How many lines in the entries below include the string "this"? Answer with the number only.
** BEGIN Task input **
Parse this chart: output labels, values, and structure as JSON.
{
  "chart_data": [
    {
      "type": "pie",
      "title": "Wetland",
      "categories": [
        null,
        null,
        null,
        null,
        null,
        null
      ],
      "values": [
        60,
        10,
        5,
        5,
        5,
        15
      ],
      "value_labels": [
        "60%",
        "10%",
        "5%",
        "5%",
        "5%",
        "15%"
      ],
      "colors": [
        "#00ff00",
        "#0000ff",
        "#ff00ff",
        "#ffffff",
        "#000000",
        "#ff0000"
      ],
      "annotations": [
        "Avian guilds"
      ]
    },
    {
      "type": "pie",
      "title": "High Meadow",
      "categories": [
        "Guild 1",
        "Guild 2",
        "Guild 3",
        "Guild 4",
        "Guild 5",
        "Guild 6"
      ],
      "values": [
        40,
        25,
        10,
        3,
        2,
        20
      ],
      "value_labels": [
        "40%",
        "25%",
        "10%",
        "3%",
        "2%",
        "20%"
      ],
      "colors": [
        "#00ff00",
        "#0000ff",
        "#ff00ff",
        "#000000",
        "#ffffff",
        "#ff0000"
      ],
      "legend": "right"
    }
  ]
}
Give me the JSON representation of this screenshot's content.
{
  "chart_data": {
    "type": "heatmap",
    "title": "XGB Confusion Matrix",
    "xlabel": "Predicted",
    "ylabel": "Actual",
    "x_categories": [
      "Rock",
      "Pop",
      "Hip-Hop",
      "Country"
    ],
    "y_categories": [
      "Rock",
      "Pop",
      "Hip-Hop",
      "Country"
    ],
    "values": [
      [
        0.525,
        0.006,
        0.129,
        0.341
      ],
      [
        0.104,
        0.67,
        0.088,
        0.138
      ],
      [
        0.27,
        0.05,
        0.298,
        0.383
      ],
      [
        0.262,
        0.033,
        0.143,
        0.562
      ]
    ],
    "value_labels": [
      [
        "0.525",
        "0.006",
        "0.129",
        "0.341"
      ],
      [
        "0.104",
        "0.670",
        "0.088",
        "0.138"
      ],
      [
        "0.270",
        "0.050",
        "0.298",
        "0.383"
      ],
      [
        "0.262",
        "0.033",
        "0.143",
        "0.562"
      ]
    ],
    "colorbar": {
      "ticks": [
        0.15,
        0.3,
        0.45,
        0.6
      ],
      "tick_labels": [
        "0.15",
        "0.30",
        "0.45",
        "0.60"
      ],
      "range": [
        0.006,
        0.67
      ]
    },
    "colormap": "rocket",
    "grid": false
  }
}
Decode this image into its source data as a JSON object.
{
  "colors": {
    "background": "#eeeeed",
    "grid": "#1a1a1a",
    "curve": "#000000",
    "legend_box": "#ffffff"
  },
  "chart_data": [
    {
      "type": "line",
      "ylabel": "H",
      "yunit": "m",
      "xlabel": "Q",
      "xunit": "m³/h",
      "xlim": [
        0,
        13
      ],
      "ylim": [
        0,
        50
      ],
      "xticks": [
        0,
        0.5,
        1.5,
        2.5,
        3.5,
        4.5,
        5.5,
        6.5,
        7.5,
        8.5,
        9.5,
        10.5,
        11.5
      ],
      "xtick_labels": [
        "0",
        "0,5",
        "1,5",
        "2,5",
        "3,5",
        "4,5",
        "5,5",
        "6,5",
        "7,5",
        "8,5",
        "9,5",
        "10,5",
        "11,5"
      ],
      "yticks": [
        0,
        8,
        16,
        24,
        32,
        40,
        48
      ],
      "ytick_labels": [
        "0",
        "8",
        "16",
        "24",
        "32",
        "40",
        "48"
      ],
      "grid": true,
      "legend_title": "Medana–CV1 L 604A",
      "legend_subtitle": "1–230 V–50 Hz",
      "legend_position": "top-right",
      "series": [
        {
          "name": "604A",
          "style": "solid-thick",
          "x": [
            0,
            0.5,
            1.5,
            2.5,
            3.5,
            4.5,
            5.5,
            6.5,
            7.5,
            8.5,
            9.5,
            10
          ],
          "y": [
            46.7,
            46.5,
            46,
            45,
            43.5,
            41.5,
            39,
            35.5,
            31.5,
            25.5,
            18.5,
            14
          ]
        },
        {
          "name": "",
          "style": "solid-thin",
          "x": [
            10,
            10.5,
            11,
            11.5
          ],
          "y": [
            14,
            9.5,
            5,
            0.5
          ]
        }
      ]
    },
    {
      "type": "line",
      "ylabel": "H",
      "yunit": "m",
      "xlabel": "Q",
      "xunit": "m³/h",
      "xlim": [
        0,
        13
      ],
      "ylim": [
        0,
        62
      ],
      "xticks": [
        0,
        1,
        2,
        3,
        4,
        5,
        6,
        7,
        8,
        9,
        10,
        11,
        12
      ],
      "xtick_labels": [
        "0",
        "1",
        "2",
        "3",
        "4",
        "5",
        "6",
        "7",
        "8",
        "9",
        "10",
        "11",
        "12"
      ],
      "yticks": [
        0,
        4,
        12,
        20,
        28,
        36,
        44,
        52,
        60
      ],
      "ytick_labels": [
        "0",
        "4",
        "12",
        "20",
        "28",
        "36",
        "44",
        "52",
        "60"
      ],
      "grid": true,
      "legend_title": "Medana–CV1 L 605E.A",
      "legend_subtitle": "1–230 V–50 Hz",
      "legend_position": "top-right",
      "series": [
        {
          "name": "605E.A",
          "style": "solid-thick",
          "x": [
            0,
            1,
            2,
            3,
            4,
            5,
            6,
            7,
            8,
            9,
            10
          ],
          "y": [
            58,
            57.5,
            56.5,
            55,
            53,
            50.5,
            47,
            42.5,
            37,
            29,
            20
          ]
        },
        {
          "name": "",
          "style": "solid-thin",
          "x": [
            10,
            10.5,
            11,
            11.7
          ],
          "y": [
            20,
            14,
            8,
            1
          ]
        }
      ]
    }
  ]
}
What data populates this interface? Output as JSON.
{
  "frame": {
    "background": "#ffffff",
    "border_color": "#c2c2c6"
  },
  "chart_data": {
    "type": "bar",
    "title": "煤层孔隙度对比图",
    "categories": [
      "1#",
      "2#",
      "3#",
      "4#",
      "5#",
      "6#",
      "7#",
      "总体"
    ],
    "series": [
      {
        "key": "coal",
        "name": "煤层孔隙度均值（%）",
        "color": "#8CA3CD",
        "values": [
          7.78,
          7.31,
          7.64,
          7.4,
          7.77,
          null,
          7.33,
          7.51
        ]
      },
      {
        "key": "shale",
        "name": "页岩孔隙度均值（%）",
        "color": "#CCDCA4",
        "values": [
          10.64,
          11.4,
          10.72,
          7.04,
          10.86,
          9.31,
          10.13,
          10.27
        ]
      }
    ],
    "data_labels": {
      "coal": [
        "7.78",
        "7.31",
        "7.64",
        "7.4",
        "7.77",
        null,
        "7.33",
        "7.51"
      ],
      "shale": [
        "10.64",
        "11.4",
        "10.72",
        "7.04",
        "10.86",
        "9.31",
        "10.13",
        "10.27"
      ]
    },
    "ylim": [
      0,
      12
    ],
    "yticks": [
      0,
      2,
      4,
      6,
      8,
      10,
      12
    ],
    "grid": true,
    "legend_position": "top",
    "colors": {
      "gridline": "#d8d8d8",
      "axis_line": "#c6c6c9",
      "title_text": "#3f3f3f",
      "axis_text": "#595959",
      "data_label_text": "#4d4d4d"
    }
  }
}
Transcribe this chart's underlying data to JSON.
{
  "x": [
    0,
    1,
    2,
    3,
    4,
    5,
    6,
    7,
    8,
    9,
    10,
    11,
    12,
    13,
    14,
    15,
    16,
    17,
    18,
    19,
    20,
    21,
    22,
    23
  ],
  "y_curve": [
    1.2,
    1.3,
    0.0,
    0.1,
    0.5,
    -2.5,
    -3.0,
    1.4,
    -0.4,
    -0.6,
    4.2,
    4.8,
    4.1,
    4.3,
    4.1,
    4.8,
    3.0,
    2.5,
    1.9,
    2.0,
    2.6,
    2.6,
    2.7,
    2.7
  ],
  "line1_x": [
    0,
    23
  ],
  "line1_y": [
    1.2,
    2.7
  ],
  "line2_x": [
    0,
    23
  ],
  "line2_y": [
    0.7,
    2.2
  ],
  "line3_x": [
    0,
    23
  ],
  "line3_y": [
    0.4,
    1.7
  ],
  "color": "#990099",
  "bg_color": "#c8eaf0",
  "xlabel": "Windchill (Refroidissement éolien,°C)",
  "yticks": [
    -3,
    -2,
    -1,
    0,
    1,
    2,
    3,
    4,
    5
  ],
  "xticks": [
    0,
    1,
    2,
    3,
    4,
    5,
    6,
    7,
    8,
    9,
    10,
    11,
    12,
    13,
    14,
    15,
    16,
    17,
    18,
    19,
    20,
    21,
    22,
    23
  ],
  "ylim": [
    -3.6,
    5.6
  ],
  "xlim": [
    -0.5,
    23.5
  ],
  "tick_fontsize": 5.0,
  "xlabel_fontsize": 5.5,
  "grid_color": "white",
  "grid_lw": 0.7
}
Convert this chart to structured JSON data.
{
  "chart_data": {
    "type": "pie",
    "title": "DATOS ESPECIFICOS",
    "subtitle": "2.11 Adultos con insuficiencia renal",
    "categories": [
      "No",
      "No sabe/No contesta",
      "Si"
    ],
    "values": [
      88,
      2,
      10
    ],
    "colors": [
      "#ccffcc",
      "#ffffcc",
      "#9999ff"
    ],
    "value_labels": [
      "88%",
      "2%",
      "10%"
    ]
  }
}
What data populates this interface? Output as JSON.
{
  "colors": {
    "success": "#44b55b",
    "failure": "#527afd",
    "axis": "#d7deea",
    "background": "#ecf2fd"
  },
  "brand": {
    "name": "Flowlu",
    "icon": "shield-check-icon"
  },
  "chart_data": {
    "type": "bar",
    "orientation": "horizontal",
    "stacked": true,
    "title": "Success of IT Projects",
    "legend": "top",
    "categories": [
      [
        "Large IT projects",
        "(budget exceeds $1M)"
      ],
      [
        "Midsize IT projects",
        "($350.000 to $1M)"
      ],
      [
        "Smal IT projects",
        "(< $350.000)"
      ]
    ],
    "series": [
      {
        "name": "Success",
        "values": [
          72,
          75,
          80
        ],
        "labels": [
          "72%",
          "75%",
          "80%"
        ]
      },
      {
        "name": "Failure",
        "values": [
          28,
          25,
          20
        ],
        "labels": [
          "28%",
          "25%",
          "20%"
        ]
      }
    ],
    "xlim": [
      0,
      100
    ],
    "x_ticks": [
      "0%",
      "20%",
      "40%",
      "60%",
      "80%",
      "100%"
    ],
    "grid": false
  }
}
** END Task input **
» Output of the exercise
7